═══ Passage provided ═══

Sparkman High School is a public high school in Harvest, Alabama, United States in the Madison County Schools district. The school was named after senator and former vice presidential nominee John Jackson Sparkman. Sparkman is one of the largest high schools in northern Alabama and serves students in grades 10-12. The school's mascot is a Senator. The school has an enrollment of around 2,400 students. Sparkman High's main rivals are Bob Jones High School and James Clemens High School.

In 2006, the Sparkman Ninth Grade School was built next to the high school.

Campus

Sparkman High was originally located in Toney. The old building is now Sparkman Middle School. Now located on Jeff Road in Harvest, the current high school building was built in 1997. The facility has art rooms, two gyms, a photo studio, drama rooms, a choir room, a band room, three JROTC rooms and musical theater classes. In 2001, additional rooms were built to accommodate the overcrowding. The high school has now split; the Sparkman 9th Grade School, which is across the street from the main high school, opened in 2006 to help overcrowding. There are currently around 607 freshmen at Sparkman 9; Sparkman High has over 1,800 students at the 10-12th grade building.

═══ Records shown ═══

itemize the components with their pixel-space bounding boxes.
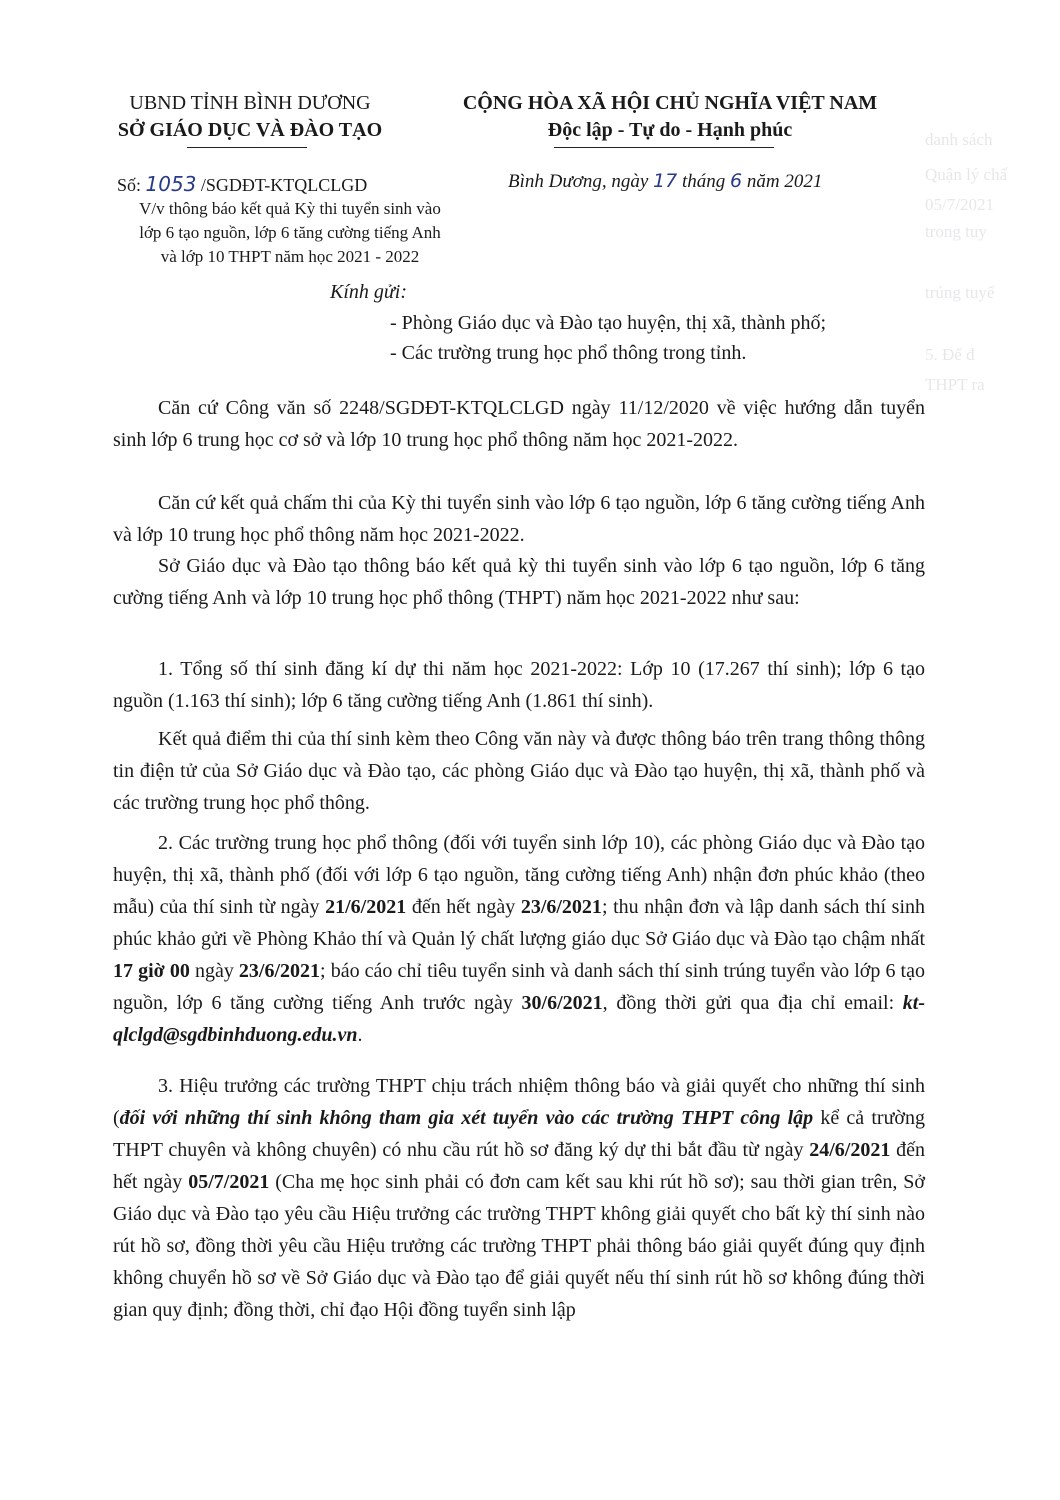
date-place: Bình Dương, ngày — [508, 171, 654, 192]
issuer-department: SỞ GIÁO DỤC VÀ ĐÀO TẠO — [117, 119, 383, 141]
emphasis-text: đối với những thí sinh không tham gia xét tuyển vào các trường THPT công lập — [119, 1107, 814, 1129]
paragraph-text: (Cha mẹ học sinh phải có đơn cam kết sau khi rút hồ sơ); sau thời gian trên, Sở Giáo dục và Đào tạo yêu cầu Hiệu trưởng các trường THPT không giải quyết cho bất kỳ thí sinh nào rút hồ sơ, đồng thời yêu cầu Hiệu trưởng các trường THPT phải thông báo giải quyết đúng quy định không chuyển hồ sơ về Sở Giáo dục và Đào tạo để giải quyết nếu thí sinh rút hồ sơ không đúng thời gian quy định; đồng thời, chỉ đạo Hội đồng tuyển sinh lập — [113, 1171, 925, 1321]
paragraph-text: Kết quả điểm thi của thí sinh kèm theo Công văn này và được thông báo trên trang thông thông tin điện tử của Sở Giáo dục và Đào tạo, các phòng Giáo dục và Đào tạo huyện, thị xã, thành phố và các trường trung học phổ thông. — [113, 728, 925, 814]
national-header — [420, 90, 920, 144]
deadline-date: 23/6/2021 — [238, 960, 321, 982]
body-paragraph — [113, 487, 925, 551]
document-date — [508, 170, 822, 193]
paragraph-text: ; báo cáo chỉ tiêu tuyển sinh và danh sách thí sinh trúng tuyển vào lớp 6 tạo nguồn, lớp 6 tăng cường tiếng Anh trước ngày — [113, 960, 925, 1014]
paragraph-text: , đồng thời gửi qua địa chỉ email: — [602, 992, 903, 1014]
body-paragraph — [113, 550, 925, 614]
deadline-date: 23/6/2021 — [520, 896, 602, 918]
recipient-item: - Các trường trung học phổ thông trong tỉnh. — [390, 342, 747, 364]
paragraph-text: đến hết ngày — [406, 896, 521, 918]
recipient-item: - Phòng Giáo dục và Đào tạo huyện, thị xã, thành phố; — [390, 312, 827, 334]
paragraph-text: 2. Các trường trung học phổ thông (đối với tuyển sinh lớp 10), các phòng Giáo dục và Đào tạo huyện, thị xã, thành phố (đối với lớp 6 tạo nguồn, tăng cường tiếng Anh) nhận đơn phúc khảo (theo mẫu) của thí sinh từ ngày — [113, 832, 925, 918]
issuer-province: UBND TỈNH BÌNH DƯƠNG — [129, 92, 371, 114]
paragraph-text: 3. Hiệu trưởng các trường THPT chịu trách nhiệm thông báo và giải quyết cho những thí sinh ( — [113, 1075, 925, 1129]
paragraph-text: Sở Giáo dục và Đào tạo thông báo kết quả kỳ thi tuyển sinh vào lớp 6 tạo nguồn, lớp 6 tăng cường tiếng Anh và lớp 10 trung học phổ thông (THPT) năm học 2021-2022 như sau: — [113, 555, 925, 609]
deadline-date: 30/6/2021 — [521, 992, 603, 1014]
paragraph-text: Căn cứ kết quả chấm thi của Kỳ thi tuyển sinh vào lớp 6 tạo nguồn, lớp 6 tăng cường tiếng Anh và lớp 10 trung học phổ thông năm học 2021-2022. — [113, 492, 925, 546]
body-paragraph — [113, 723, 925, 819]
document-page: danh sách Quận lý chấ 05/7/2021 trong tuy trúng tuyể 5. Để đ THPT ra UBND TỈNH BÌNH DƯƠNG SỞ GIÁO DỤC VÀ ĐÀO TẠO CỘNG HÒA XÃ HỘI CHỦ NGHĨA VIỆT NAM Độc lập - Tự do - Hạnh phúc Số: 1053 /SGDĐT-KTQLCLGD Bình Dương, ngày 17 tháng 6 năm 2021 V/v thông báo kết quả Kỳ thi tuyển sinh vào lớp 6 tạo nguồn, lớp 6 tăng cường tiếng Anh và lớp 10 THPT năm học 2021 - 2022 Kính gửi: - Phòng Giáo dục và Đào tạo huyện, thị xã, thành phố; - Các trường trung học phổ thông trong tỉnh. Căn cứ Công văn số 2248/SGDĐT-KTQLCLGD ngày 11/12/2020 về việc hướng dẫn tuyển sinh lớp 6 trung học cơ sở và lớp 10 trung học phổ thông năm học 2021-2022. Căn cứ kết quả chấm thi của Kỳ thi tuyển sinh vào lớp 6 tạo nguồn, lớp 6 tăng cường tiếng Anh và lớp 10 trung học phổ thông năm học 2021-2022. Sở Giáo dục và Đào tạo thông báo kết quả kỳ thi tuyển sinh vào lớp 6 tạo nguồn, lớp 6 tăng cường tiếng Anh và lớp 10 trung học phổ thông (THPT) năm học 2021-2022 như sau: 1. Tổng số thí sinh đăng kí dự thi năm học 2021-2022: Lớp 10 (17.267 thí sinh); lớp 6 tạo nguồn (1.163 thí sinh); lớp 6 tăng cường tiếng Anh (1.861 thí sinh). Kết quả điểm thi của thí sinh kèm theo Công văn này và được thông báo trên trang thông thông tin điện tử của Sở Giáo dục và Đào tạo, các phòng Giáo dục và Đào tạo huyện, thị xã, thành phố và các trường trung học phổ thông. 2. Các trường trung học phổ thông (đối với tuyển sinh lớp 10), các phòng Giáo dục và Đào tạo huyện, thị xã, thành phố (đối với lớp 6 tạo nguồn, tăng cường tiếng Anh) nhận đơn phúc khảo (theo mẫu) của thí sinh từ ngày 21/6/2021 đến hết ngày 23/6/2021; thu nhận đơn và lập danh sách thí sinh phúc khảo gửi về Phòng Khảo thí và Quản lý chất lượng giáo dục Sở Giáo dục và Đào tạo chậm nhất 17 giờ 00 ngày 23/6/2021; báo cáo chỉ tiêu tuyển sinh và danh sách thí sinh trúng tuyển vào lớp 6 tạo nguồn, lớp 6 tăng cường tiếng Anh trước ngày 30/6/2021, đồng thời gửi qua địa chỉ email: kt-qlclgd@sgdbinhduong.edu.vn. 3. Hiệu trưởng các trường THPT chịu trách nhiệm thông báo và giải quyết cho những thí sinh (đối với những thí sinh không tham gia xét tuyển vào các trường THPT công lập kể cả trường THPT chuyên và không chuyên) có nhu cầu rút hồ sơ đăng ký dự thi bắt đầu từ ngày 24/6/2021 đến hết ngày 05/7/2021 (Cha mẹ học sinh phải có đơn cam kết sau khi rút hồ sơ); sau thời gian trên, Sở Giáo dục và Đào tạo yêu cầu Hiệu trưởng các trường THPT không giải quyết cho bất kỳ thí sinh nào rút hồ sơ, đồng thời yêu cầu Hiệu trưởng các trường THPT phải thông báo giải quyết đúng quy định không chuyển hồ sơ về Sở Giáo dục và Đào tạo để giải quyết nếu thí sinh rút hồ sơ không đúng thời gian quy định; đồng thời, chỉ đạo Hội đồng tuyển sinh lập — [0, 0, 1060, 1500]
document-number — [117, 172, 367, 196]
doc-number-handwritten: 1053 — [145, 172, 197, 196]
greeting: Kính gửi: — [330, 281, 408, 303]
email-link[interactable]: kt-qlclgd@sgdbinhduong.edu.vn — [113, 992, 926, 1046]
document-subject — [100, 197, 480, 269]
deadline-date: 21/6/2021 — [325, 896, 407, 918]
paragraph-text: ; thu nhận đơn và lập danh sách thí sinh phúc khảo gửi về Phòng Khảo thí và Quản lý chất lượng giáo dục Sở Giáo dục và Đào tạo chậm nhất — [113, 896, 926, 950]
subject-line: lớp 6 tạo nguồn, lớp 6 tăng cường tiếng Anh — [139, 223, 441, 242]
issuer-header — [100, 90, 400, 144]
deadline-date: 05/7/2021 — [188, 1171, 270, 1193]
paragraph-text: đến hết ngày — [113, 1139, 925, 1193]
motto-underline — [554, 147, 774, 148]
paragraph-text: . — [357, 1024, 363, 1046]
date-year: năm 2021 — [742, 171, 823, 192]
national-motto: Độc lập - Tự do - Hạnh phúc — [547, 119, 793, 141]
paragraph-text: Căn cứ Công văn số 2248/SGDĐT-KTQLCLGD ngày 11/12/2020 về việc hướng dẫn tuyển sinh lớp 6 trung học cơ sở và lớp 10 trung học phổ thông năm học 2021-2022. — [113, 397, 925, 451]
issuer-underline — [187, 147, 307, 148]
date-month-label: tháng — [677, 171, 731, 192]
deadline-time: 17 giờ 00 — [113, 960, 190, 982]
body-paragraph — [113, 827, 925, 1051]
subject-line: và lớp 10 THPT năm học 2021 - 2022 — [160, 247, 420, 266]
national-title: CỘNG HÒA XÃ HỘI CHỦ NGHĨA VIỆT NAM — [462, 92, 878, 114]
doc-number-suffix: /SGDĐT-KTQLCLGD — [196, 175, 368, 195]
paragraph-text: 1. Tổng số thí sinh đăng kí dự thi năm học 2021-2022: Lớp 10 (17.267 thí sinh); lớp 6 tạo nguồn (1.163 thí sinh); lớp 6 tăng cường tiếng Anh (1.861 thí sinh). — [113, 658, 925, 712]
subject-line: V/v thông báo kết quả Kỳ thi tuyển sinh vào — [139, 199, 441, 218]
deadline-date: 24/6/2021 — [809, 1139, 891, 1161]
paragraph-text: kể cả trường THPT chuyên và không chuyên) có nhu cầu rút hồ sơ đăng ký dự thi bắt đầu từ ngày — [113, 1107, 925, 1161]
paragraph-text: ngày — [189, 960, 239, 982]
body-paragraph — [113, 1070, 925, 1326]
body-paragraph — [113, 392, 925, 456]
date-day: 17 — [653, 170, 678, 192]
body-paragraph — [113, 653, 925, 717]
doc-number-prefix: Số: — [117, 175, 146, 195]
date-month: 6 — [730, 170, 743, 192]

═══

▶ What to do:
Summarize the Sparkman High School text in two sentences. Rely only on the Sparkman High School text, not on the entries.

▶ Exercise output:
Sparkman High School is a public high school in Harvest, Alabama, in the Madison County Schools district, named after senator John Jackson Sparkman and serving grades 10-12. Originally located in Toney, the school moved into its current building on Jeff Road in 1997, and in 2006 the Sparkman Ninth Grade School opened across the street to help with overcrowding.